## Task data
══════

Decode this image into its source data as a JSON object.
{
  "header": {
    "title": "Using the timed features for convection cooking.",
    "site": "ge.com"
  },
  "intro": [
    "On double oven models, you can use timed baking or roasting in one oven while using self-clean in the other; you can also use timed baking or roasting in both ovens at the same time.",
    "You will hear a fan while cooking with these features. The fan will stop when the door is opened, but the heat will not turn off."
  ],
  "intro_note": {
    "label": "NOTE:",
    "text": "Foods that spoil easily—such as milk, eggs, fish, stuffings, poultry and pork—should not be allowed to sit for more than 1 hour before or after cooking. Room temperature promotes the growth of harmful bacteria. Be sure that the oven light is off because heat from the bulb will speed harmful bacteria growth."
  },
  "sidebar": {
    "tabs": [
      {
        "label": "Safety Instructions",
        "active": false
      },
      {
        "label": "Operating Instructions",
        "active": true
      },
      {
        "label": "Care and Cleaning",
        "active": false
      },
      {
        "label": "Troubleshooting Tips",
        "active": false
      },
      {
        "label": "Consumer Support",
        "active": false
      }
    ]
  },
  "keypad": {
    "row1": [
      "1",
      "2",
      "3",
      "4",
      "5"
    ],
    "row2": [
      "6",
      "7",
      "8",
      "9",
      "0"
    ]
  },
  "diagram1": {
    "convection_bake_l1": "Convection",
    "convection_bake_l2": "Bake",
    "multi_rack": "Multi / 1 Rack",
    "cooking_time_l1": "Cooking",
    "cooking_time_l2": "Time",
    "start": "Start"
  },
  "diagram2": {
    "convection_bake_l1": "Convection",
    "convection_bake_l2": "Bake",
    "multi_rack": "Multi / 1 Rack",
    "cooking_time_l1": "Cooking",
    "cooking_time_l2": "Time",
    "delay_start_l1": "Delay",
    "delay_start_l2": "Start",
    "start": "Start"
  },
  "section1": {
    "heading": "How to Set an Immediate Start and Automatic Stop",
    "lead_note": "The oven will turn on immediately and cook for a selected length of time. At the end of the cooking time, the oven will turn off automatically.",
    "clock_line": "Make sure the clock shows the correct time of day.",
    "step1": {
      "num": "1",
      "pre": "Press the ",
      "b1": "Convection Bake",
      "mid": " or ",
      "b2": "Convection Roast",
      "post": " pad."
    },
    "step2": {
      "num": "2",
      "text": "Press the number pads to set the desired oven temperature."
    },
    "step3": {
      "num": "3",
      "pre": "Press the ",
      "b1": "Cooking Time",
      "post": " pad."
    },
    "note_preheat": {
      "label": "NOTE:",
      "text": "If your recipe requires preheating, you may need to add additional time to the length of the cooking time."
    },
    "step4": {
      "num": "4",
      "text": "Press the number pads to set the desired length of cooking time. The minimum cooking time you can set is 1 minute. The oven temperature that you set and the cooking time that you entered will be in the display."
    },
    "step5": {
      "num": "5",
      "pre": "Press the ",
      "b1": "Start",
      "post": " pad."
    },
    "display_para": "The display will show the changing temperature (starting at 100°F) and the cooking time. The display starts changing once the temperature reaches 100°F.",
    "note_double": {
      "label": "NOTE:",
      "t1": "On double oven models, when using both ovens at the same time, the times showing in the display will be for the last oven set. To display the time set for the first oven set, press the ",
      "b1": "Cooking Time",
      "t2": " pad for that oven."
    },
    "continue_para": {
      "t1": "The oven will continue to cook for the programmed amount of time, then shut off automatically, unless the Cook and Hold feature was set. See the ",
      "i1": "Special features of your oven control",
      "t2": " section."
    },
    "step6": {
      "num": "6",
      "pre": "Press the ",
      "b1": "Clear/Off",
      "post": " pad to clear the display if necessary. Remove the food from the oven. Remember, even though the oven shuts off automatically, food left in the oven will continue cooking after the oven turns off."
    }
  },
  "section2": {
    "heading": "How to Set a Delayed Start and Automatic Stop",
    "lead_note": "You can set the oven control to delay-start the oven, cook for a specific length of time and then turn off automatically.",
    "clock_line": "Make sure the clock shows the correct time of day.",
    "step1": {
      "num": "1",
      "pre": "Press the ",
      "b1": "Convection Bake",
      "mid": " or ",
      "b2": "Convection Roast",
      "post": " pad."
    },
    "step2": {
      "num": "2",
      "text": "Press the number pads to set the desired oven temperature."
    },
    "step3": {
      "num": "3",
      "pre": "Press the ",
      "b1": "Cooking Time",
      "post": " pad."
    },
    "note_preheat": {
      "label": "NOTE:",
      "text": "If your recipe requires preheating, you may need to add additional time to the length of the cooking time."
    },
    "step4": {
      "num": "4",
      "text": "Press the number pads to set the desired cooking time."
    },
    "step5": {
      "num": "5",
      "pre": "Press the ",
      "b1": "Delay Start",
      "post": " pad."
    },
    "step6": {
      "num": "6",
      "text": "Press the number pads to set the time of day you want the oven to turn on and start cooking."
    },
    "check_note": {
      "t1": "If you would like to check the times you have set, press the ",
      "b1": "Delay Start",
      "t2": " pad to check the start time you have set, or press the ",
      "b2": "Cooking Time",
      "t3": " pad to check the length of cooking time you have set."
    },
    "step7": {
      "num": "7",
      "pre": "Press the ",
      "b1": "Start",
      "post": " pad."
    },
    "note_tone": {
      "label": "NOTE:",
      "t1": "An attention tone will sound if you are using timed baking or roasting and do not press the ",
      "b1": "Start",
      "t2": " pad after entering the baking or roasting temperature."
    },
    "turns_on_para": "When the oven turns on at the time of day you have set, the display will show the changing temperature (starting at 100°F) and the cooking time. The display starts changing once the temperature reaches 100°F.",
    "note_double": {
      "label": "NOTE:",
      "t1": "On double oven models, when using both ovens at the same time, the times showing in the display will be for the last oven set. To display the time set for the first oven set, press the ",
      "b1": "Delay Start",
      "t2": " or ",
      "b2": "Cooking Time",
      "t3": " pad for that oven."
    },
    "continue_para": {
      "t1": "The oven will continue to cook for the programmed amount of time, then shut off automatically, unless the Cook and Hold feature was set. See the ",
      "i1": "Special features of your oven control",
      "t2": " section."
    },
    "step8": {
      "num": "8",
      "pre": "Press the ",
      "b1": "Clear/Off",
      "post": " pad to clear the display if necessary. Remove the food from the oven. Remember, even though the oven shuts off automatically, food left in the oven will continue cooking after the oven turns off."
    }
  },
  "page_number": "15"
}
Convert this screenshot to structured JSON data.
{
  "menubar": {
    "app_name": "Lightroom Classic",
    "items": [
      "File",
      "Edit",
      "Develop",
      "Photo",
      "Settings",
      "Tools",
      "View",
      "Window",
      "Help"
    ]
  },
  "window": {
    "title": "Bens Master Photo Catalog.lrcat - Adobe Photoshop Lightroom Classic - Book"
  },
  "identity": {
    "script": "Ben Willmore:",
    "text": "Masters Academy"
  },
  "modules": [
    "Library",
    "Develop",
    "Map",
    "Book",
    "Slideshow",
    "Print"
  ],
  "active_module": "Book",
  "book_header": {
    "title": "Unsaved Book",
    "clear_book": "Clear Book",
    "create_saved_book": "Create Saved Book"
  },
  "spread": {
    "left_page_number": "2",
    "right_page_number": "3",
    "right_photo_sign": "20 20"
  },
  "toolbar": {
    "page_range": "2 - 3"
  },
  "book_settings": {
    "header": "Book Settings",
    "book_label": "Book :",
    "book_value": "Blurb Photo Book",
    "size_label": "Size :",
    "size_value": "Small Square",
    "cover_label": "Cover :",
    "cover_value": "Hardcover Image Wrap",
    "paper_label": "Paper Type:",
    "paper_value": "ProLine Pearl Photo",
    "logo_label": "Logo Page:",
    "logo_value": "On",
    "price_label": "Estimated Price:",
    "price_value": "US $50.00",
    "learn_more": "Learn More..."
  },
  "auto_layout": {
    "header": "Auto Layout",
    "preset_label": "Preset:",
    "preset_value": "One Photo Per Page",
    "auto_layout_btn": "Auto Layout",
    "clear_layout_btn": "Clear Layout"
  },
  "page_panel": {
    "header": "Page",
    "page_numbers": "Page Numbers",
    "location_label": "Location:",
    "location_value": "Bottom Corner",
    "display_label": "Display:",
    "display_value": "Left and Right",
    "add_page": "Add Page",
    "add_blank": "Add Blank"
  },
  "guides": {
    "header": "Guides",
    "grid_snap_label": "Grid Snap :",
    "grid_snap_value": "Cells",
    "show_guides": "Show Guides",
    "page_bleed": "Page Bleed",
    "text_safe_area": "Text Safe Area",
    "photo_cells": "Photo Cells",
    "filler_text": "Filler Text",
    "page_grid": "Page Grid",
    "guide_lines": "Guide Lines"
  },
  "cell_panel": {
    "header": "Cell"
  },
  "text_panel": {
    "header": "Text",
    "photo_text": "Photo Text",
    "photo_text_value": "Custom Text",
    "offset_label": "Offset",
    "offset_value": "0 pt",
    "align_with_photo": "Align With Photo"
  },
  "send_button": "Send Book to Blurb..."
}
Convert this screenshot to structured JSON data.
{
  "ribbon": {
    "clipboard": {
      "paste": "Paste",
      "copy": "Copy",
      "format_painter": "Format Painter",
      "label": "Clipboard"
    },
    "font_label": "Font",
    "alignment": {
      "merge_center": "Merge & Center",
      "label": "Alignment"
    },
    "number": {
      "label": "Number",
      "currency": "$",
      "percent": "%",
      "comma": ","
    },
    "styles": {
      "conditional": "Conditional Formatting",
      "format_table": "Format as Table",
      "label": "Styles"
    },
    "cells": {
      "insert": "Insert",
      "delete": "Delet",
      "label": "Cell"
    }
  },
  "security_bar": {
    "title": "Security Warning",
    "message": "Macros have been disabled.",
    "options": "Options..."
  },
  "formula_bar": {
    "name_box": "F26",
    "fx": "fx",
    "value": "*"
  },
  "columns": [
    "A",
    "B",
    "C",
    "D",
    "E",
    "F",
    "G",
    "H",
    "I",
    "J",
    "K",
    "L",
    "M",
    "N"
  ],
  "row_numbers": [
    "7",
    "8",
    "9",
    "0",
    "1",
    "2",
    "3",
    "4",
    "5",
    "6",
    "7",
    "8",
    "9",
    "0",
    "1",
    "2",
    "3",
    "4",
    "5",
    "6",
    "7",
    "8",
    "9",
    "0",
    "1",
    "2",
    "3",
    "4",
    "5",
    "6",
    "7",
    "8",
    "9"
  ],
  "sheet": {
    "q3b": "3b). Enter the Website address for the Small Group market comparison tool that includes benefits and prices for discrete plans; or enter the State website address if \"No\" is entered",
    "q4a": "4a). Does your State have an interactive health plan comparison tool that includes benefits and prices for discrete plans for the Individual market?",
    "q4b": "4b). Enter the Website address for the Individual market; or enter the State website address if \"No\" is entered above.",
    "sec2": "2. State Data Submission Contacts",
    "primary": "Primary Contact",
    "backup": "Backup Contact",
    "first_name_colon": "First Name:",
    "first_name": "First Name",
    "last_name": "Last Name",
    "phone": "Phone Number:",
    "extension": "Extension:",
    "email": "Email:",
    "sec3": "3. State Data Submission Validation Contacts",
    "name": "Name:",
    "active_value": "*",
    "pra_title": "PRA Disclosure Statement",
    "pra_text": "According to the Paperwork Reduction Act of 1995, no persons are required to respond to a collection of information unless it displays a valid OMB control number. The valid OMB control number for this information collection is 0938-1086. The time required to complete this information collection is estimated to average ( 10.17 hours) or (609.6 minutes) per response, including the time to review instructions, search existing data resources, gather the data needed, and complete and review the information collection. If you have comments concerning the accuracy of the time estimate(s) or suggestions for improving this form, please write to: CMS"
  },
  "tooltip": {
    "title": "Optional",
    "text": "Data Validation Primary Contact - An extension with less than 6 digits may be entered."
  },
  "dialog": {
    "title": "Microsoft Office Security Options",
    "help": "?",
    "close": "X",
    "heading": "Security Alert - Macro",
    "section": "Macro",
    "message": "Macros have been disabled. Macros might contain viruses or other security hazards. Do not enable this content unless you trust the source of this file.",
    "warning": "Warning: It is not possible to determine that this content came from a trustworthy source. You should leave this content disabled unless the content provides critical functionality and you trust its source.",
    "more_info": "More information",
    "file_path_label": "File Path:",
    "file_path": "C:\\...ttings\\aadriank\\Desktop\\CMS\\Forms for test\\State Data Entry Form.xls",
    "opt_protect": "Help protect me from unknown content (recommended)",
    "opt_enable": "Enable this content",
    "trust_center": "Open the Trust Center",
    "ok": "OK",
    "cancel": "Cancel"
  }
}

══════

## Exercise description
From the entries above, work out how many lines include "desired"; the number is the only answer wanted.

## Exercise result
4